Listed entries

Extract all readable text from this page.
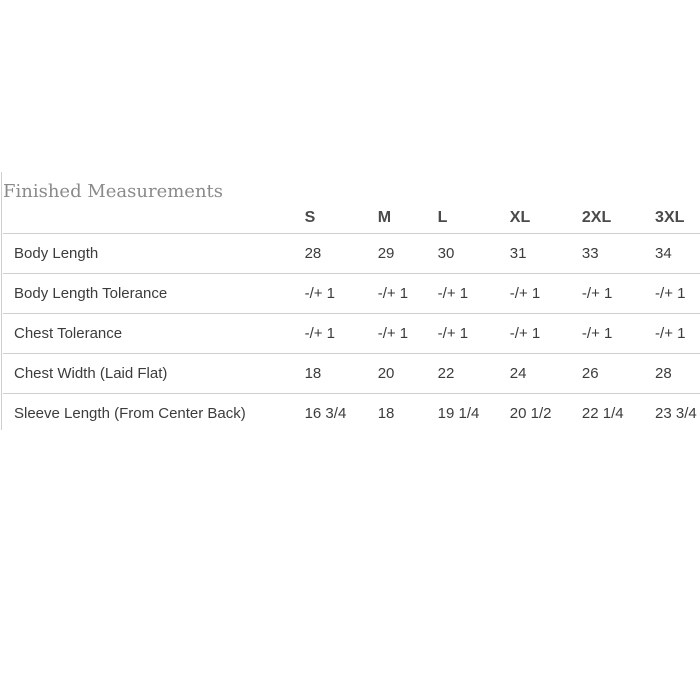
Finished Measurements
	S	M	L	XL	2XL	3XL
Body Length	28	29	30	31	33	34
Body Length Tolerance	-/+ 1	-/+ 1	-/+ 1	-/+ 1	-/+ 1	-/+ 1
Chest Tolerance	-/+ 1	-/+ 1	-/+ 1	-/+ 1	-/+ 1	-/+ 1
Chest Width (Laid Flat)	18	20	22	24	26	28
Sleeve Length (From Center Back)	16 3/4	18	19 1/4	20 1/2	22 1/4	23 3/4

Set exercise
Except for the pictures, copy the material above exactly.

Written answer
Extract all readable text from this page.
Finished Measurements
	S	M	L	XL	2XL	3XL
Body Length	28	29	30	31	33	34
Body Length Tolerance	-/+ 1	-/+ 1	-/+ 1	-/+ 1	-/+ 1	-/+ 1
Chest Tolerance	-/+ 1	-/+ 1	-/+ 1	-/+ 1	-/+ 1	-/+ 1
Chest Width (Laid Flat)	18	20	22	24	26	28
Sleeve Length (From Center Back)	16 3/4	18	19 1/4	20 1/2	22 1/4	23 3/4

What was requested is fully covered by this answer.